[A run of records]
⟨

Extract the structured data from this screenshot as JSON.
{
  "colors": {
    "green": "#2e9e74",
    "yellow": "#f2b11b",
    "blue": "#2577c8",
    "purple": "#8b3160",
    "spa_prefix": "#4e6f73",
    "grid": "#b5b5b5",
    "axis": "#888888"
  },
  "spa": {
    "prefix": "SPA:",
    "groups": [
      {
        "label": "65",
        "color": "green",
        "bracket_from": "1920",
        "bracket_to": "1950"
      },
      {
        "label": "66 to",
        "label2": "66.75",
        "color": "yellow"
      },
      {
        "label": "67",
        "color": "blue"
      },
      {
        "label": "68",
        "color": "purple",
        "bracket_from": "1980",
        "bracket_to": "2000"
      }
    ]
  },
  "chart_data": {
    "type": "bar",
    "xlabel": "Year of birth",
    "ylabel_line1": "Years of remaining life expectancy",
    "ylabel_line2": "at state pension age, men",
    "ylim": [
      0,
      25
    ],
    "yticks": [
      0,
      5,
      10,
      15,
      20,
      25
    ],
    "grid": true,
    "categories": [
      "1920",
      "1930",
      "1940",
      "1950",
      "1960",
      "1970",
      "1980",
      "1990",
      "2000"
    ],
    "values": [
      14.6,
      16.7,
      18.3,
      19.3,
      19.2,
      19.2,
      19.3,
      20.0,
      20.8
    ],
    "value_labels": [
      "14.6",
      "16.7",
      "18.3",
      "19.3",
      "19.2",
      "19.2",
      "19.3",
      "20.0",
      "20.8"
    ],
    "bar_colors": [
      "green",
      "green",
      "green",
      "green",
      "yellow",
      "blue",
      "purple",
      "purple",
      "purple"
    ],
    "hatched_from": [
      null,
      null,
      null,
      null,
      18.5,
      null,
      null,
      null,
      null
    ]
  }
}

⟩
⟨

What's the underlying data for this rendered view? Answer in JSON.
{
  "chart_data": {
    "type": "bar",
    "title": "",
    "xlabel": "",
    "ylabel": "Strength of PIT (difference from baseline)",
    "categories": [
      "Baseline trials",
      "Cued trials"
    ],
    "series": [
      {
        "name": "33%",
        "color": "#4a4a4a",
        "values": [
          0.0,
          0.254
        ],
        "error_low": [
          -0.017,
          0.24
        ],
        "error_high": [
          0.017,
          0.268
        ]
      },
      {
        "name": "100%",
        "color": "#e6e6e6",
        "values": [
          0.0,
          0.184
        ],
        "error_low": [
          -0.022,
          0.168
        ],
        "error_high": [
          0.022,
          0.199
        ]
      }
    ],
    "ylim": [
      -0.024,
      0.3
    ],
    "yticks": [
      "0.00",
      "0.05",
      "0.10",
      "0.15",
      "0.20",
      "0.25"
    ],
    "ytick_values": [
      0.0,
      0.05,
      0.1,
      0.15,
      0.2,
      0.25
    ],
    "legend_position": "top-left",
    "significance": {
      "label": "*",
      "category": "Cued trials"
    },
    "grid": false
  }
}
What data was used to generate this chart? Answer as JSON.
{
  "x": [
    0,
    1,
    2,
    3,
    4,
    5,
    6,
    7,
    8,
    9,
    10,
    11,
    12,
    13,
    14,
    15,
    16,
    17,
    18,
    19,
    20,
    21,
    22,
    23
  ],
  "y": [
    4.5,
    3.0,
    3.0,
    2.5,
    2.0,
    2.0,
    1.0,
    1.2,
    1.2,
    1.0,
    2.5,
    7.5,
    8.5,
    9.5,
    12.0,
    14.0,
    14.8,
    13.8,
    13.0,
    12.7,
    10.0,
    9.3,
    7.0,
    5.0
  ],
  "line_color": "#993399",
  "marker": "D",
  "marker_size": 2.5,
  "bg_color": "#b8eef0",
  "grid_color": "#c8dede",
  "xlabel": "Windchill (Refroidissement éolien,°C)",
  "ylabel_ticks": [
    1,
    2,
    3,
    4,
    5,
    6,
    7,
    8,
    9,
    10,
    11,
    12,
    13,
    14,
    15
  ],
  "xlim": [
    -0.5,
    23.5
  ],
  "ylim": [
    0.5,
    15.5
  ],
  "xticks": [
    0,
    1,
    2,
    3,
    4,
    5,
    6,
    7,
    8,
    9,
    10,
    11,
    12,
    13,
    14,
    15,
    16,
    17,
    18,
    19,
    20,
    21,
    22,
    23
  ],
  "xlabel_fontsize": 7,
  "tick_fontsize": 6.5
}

⟩

• _EXERCISE INSTRUCTIONS_: Sift through the entries and copy every line with "What".

• _WRITTEN RESPONSE_:
What's the underlying data for this rendered view? Answer in JSON.
What data was used to generate this chart? Answer as JSON.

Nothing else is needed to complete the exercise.